__Given exercise__
Where a line holds the string "营业利润", return that line.
::: Records to process :::
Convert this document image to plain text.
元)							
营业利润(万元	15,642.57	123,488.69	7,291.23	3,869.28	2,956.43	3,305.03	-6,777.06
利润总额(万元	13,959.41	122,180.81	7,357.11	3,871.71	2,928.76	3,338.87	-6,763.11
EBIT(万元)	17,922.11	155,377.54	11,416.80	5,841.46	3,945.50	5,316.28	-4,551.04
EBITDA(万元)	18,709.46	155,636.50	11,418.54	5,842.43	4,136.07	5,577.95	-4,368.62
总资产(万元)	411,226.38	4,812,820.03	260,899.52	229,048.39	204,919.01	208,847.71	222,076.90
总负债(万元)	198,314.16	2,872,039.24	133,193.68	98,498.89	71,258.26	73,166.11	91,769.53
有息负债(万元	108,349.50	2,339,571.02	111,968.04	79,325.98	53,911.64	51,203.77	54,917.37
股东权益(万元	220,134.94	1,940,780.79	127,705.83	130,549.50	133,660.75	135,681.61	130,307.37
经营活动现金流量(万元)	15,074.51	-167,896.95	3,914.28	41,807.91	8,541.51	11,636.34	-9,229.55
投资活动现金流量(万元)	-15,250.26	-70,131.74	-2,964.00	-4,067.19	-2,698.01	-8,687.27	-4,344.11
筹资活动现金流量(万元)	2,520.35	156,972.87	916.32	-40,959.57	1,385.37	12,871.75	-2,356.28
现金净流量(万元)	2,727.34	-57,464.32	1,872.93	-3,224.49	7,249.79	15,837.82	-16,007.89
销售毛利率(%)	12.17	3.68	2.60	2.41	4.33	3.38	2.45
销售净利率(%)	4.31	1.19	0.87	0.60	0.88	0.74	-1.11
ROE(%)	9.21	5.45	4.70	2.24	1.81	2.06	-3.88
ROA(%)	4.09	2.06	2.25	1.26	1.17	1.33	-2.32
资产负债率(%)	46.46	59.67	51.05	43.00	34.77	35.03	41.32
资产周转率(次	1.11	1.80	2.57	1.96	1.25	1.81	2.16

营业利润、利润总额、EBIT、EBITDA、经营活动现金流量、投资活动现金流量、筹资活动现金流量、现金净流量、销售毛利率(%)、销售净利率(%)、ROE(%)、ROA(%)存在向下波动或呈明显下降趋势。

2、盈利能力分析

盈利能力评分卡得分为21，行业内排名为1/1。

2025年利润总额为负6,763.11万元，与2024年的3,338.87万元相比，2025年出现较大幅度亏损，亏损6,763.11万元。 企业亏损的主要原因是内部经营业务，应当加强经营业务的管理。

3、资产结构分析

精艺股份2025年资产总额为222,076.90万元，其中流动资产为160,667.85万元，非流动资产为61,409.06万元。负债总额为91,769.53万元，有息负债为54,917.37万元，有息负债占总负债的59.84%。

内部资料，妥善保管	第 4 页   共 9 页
:::
__Solution to this problem__
营业利润(万元	15,642.57	123,488.69	7,291.23	3,869.28	2,956.43	3,305.03	-6,777.06
营业利润、利润总额、EBIT、EBITDA、经营活动现金流量、投资活动现金流量、筹资活动现金流量、现金净流量、销售毛利率(%)、销售净利率(%)、ROE(%)、ROA(%)存在向下波动或呈明显下降趋势。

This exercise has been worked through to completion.